ASSIGNED TASK:
Produce a faithful copy of the data, one that leaves out the pictures.

Stored items:
-----
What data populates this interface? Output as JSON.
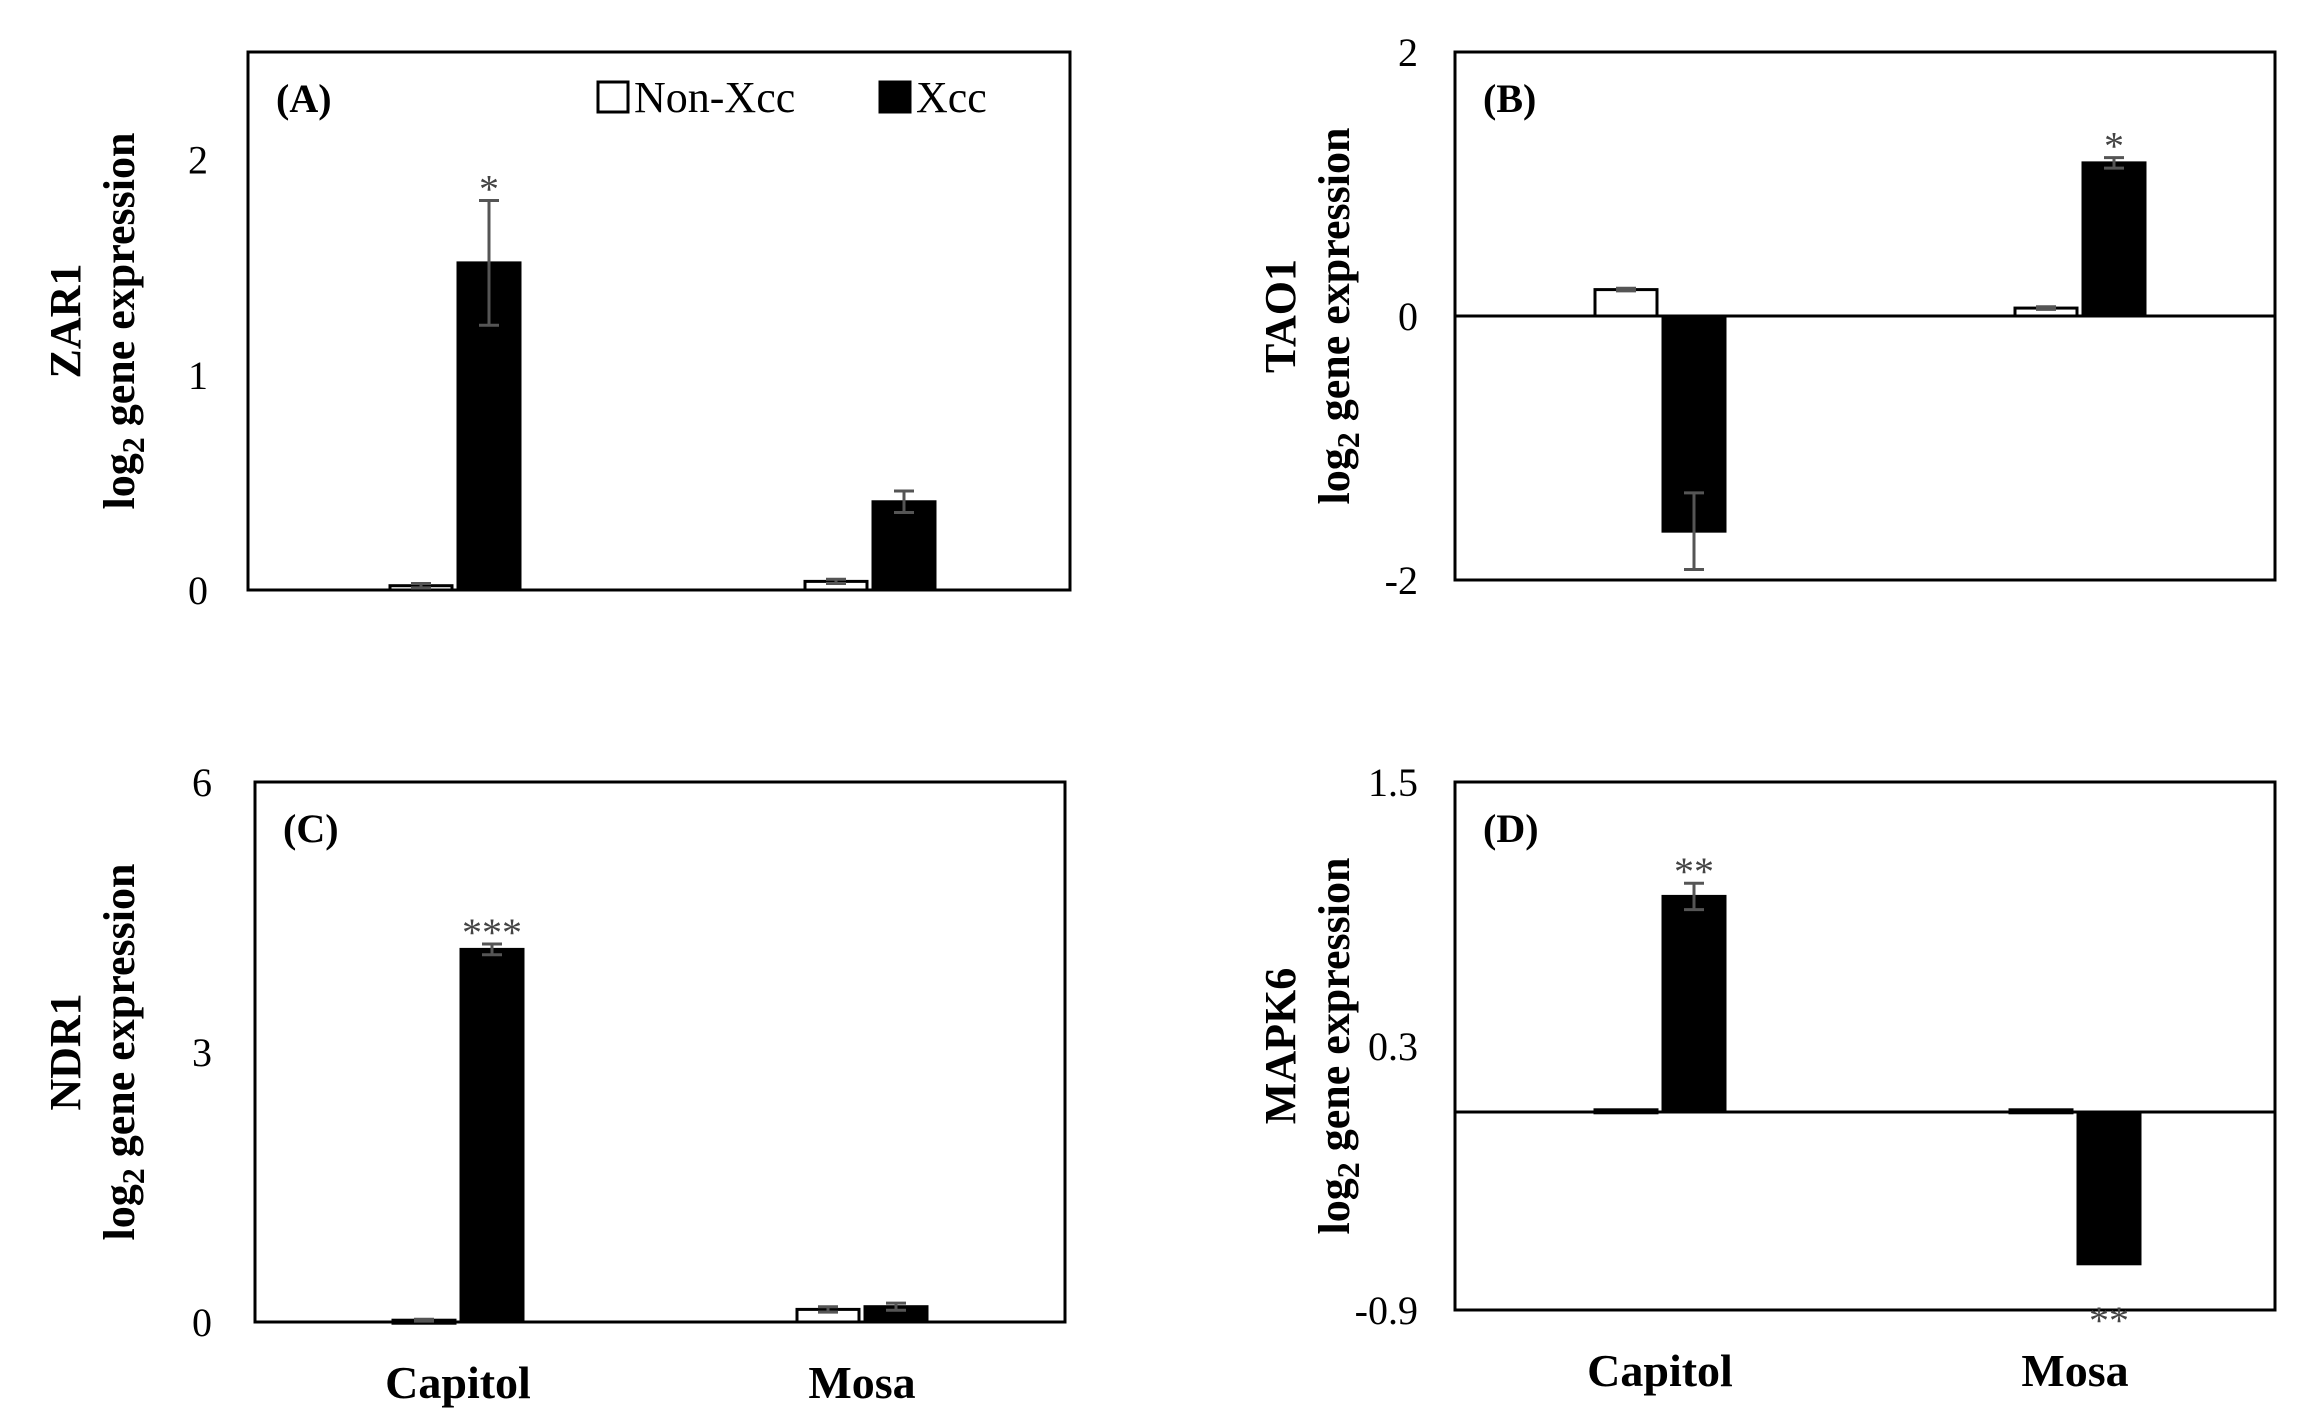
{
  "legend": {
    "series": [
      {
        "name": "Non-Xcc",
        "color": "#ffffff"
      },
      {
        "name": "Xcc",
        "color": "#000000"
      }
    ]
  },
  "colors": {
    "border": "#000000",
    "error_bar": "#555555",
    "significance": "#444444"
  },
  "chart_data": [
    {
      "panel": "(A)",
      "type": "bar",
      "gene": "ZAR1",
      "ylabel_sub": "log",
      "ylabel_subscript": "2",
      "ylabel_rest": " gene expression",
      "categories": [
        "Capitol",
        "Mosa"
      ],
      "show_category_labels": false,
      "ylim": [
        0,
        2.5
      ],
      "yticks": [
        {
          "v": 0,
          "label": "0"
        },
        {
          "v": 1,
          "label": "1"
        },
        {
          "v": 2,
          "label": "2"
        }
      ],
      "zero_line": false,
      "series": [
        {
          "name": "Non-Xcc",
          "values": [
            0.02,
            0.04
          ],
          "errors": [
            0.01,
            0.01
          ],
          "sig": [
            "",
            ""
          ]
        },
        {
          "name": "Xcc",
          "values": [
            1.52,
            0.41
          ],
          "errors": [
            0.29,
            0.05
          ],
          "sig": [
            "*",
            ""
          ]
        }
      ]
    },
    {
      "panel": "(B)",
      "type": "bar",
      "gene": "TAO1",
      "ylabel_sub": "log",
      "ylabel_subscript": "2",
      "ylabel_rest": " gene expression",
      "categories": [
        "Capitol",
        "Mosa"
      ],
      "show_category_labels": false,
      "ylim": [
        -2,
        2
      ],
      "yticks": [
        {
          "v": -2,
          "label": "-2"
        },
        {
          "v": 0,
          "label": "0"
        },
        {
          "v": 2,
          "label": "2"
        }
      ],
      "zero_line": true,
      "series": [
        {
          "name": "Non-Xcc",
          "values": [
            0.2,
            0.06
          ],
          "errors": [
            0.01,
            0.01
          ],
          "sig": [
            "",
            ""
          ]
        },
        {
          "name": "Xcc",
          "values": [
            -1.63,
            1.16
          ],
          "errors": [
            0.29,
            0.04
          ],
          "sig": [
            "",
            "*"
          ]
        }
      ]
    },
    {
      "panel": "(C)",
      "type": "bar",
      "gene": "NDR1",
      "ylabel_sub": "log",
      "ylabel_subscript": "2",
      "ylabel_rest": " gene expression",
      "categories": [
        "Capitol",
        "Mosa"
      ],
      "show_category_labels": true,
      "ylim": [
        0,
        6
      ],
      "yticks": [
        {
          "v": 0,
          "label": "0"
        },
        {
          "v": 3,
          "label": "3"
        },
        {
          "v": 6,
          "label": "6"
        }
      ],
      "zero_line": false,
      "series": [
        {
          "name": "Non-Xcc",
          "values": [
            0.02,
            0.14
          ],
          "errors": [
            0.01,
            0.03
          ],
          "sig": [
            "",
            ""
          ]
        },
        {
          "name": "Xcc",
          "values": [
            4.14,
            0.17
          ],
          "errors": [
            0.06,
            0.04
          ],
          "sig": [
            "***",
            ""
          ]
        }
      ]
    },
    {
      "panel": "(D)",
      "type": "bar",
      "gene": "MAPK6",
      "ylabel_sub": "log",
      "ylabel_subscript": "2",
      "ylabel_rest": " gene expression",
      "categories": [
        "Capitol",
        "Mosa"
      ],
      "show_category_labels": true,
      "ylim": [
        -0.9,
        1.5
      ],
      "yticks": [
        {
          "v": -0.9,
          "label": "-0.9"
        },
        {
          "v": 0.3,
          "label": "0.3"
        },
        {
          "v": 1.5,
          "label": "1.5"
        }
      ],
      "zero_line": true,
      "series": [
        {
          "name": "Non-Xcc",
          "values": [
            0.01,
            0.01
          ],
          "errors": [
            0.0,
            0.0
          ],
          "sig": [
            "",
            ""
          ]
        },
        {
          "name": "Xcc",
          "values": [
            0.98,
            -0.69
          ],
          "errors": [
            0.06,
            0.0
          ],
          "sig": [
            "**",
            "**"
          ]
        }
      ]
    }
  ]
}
-----
TASK RESPONSE:
What data populates this interface? Output as JSON.
{
  "legend": {
    "series": [
      {
        "name": "Non-Xcc",
        "color": "#ffffff"
      },
      {
        "name": "Xcc",
        "color": "#000000"
      }
    ]
  },
  "colors": {
    "border": "#000000",
    "error_bar": "#555555",
    "significance": "#444444"
  },
  "chart_data": [
    {
      "panel": "(A)",
      "type": "bar",
      "gene": "ZAR1",
      "ylabel_sub": "log",
      "ylabel_subscript": "2",
      "ylabel_rest": " gene expression",
      "categories": [
        "Capitol",
        "Mosa"
      ],
      "show_category_labels": false,
      "ylim": [
        0,
        2.5
      ],
      "yticks": [
        {
          "v": 0,
          "label": "0"
        },
        {
          "v": 1,
          "label": "1"
        },
        {
          "v": 2,
          "label": "2"
        }
      ],
      "zero_line": false,
      "series": [
        {
          "name": "Non-Xcc",
          "values": [
            0.02,
            0.04
          ],
          "errors": [
            0.01,
            0.01
          ],
          "sig": [
            "",
            ""
          ]
        },
        {
          "name": "Xcc",
          "values": [
            1.52,
            0.41
          ],
          "errors": [
            0.29,
            0.05
          ],
          "sig": [
            "*",
            ""
          ]
        }
      ]
    },
    {
      "panel": "(B)",
      "type": "bar",
      "gene": "TAO1",
      "ylabel_sub": "log",
      "ylabel_subscript": "2",
      "ylabel_rest": " gene expression",
      "categories": [
        "Capitol",
        "Mosa"
      ],
      "show_category_labels": false,
      "ylim": [
        -2,
        2
      ],
      "yticks": [
        {
          "v": -2,
          "label": "-2"
        },
        {
          "v": 0,
          "label": "0"
        },
        {
          "v": 2,
          "label": "2"
        }
      ],
      "zero_line": true,
      "series": [
        {
          "name": "Non-Xcc",
          "values": [
            0.2,
            0.06
          ],
          "errors": [
            0.01,
            0.01
          ],
          "sig": [
            "",
            ""
          ]
        },
        {
          "name": "Xcc",
          "values": [
            -1.63,
            1.16
          ],
          "errors": [
            0.29,
            0.04
          ],
          "sig": [
            "",
            "*"
          ]
        }
      ]
    },
    {
      "panel": "(C)",
      "type": "bar",
      "gene": "NDR1",
      "ylabel_sub": "log",
      "ylabel_subscript": "2",
      "ylabel_rest": " gene expression",
      "categories": [
        "Capitol",
        "Mosa"
      ],
      "show_category_labels": true,
      "ylim": [
        0,
        6
      ],
      "yticks": [
        {
          "v": 0,
          "label": "0"
        },
        {
          "v": 3,
          "label": "3"
        },
        {
          "v": 6,
          "label": "6"
        }
      ],
      "zero_line": false,
      "series": [
        {
          "name": "Non-Xcc",
          "values": [
            0.02,
            0.14
          ],
          "errors": [
            0.01,
            0.03
          ],
          "sig": [
            "",
            ""
          ]
        },
        {
          "name": "Xcc",
          "values": [
            4.14,
            0.17
          ],
          "errors": [
            0.06,
            0.04
          ],
          "sig": [
            "***",
            ""
          ]
        }
      ]
    },
    {
      "panel": "(D)",
      "type": "bar",
      "gene": "MAPK6",
      "ylabel_sub": "log",
      "ylabel_subscript": "2",
      "ylabel_rest": " gene expression",
      "categories": [
        "Capitol",
        "Mosa"
      ],
      "show_category_labels": true,
      "ylim": [
        -0.9,
        1.5
      ],
      "yticks": [
        {
          "v": -0.9,
          "label": "-0.9"
        },
        {
          "v": 0.3,
          "label": "0.3"
        },
        {
          "v": 1.5,
          "label": "1.5"
        }
      ],
      "zero_line": true,
      "series": [
        {
          "name": "Non-Xcc",
          "values": [
            0.01,
            0.01
          ],
          "errors": [
            0.0,
            0.0
          ],
          "sig": [
            "",
            ""
          ]
        },
        {
          "name": "Xcc",
          "values": [
            0.98,
            -0.69
          ],
          "errors": [
            0.06,
            0.0
          ],
          "sig": [
            "**",
            "**"
          ]
        }
      ]
    }
  ]
}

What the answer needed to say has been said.